- PROBLEM DESCRIPTION
From the listing below, pull out all lines with "органы" in them.

=-=-=-=-=

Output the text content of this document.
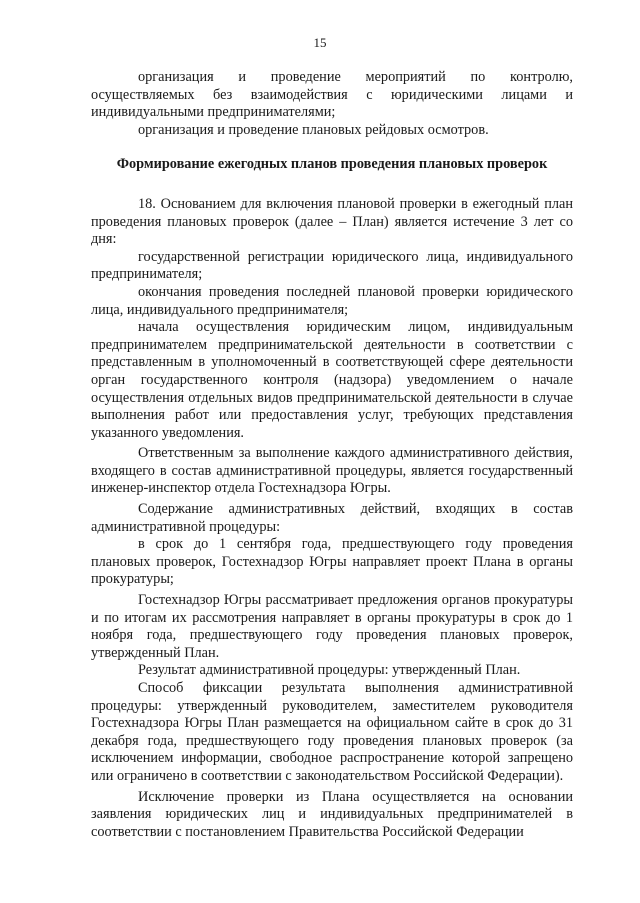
15

организация и проведение мероприятий по контролю, осуществляемых без взаимодействия с юридическими лицами и индивидуальными предпринимателями;

организация и проведение плановых рейдовых осмотров.

Формирование ежегодных планов проведения плановых проверок

18. Основанием для включения плановой проверки в ежегодный план проведения плановых проверок (далее – План) является истечение 3 лет со дня:

государственной регистрации юридического лица, индивидуального предпринимателя;

окончания проведения последней плановой проверки юридического лица, индивидуального предпринимателя;

начала осуществления юридическим лицом, индивидуальным предпринимателем предпринимательской деятельности в соответствии с представленным в уполномоченный в соответствующей сфере деятельности орган государственного контроля (надзора) уведомлением о начале осуществления отдельных видов предпринимательской деятельности в случае выполнения работ или предоставления услуг, требующих представления указанного уведомления.

Ответственным за выполнение каждого административного действия, входящего в состав административной процедуры, является государственный инженер-инспектор отдела Гостехнадзора Югры.

Содержание административных действий, входящих в состав административной процедуры:

в срок до 1 сентября года, предшествующего году проведения плановых проверок, Гостехнадзор Югры направляет проект Плана в органы прокуратуры;

Гостехнадзор Югры рассматривает предложения органов прокуратуры и по итогам их рассмотрения направляет в органы прокуратуры в срок до 1 ноября года, предшествующего году проведения плановых проверок, утвержденный План.

Результат административной процедуры: утвержденный План.

Способ фиксации результата выполнения административной процедуры: утвержденный руководителем, заместителем руководителя Гостехнадзора Югры План размещается на официальном сайте в срок до 31 декабря года, предшествующего году проведения плановых проверок (за исключением информации, свободное распространение которой запрещено или ограничено в соответствии с законодательством Российской Федерации).

Исключение проверки из Плана осуществляется на основании заявления юридических лиц и индивидуальных предпринимателей в соответствии с постановлением Правительства Российской Федерации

=-=-=-=-=

- RESULT OF THIS EXERCISE
в срок до 1 сентября года, предшествующего году проведения плановых проверок, Гостехнадзор Югры направляет проект Плана в органы прокуратуры;
Гостехнадзор Югры рассматривает предложения органов прокуратуры и по итогам их рассмотрения направляет в органы прокуратуры в срок до 1 ноября года, предшествующего году проведения плановых проверок, утвержденный План.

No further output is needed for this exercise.